Please report every line from the material that contains the word "hood".

* * * * * * *

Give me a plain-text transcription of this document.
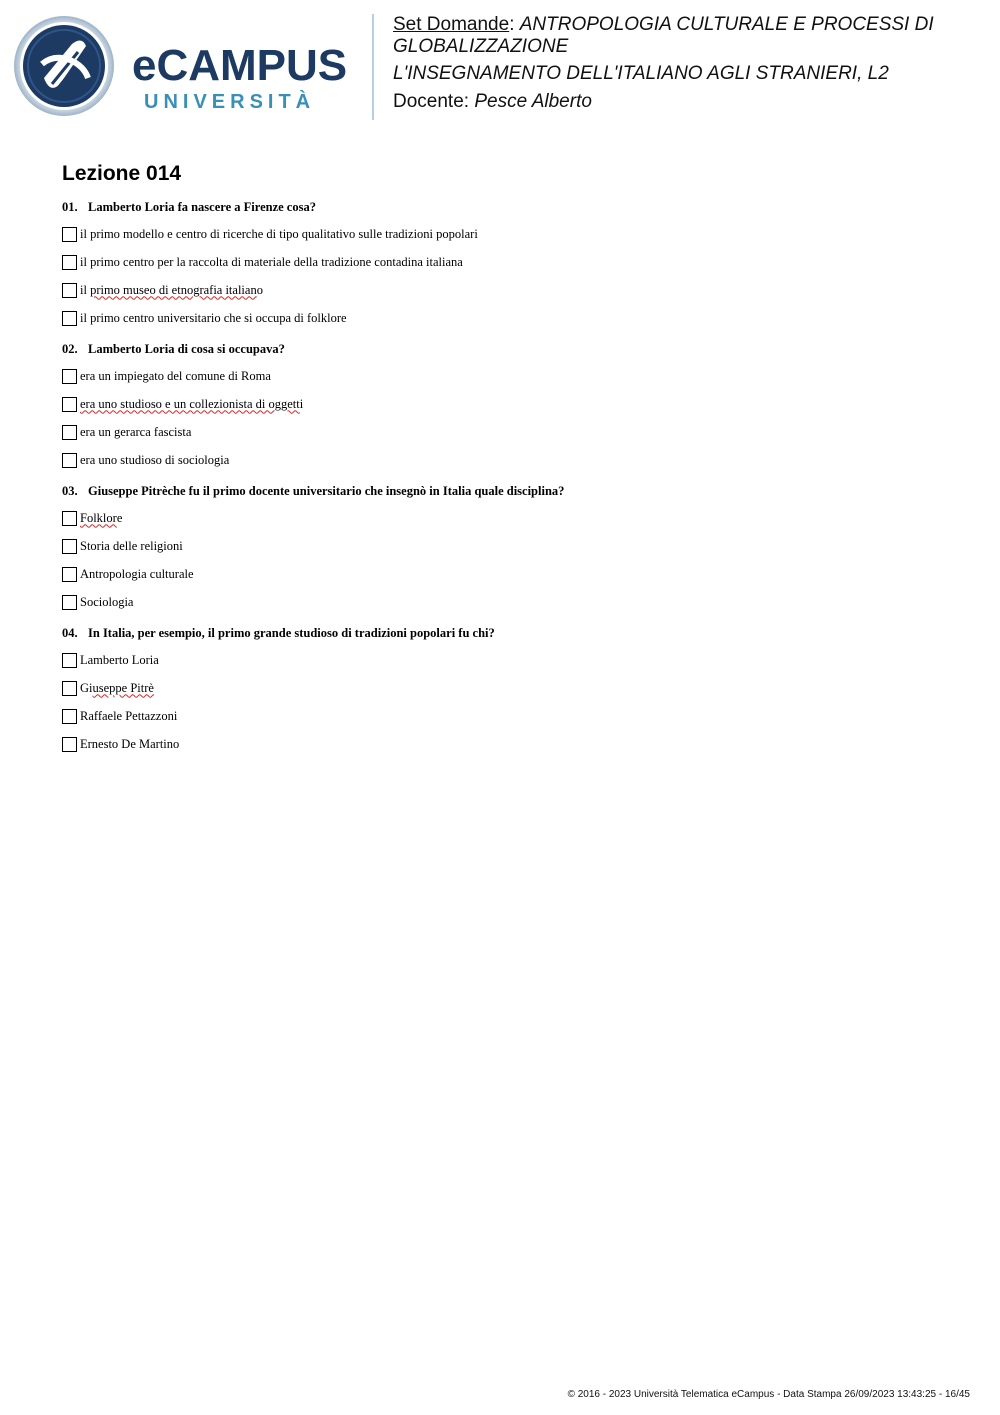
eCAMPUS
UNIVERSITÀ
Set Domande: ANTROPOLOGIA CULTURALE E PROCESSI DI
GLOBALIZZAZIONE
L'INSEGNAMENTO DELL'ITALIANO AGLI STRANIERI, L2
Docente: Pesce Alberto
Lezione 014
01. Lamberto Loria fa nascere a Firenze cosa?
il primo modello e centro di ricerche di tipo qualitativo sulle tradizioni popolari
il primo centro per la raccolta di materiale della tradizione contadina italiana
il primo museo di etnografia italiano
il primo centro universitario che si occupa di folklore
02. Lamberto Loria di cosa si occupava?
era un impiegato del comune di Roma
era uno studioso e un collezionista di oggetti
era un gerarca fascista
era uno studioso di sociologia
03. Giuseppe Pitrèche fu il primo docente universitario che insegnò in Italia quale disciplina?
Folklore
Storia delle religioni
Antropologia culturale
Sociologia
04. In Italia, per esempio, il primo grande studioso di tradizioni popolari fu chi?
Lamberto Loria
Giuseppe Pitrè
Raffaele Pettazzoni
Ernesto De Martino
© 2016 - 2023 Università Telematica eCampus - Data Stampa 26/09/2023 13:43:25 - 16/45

* * * * * * *

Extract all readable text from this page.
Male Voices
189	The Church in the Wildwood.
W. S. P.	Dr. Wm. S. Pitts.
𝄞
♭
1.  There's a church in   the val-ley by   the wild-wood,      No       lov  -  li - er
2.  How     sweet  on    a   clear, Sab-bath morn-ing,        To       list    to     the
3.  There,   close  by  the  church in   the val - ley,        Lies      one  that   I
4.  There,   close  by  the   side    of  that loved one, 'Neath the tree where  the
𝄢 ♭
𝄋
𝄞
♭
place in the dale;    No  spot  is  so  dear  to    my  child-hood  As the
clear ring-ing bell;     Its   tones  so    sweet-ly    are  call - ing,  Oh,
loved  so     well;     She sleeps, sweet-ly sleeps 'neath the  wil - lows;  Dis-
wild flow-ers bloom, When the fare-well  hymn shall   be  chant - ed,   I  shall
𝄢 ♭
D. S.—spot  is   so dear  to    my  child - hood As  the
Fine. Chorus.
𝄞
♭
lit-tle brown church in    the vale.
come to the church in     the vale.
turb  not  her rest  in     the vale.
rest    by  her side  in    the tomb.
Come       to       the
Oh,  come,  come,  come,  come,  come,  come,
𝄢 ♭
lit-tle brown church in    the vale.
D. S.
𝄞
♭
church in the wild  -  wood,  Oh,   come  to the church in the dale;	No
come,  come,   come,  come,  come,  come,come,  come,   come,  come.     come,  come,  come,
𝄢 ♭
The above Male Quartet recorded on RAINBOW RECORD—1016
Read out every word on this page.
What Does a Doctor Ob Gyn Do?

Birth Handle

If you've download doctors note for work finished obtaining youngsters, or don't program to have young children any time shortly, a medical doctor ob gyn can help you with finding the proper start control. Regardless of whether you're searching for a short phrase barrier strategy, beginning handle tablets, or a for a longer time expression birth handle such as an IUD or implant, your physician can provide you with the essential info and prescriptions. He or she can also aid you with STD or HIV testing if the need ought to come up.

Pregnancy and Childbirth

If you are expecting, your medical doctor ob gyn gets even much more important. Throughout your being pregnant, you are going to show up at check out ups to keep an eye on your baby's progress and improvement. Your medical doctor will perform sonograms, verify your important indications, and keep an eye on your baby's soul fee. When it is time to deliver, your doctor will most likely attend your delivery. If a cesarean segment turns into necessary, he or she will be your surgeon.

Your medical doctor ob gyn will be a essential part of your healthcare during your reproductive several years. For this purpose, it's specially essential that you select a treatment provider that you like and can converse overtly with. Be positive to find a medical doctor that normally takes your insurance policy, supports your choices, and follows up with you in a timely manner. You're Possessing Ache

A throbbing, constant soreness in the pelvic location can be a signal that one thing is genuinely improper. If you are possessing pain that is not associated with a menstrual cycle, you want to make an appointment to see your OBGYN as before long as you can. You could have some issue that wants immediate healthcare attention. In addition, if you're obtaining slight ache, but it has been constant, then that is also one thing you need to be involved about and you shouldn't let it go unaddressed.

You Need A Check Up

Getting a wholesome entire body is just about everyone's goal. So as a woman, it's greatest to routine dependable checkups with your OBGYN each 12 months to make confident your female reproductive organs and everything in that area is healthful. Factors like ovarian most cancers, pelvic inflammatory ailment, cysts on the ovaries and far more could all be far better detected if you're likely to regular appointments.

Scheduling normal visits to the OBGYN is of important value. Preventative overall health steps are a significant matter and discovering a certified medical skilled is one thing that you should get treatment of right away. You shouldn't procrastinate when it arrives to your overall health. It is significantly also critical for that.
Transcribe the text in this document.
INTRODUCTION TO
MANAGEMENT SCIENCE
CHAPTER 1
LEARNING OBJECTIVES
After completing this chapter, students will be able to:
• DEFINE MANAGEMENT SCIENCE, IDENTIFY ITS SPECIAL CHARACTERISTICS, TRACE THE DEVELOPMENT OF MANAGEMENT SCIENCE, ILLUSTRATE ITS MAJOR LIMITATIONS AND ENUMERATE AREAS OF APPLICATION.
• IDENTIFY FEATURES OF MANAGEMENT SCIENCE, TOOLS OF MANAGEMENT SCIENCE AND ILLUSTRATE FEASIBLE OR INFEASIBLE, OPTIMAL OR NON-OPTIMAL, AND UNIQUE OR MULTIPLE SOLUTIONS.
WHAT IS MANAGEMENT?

* * * * * * *

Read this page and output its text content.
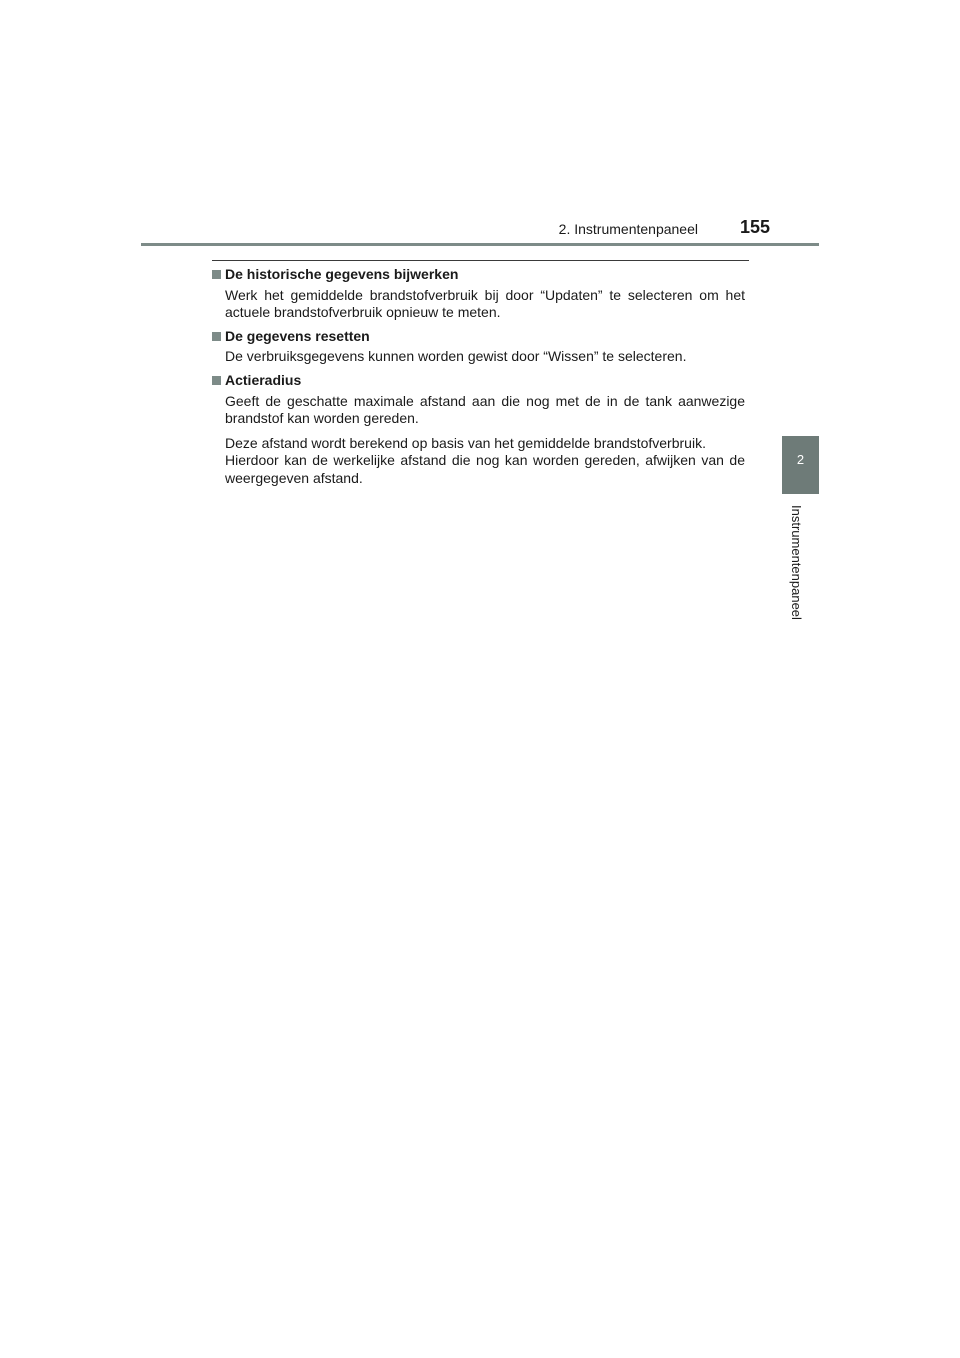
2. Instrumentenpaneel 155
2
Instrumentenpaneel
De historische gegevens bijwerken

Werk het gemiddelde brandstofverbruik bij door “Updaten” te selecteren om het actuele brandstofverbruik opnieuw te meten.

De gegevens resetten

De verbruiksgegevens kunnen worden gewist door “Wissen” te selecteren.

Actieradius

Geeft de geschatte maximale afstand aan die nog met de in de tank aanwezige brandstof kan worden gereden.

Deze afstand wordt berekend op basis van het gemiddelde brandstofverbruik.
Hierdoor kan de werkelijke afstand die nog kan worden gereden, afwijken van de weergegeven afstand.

* * * * * * *

**RESPONSE TO THIS EXERCISE**
place in the dale;    No  spot  is  so  dear  to    my  child-hood  As the
D. S.—spot  is   so dear  to    my  child - hood As  the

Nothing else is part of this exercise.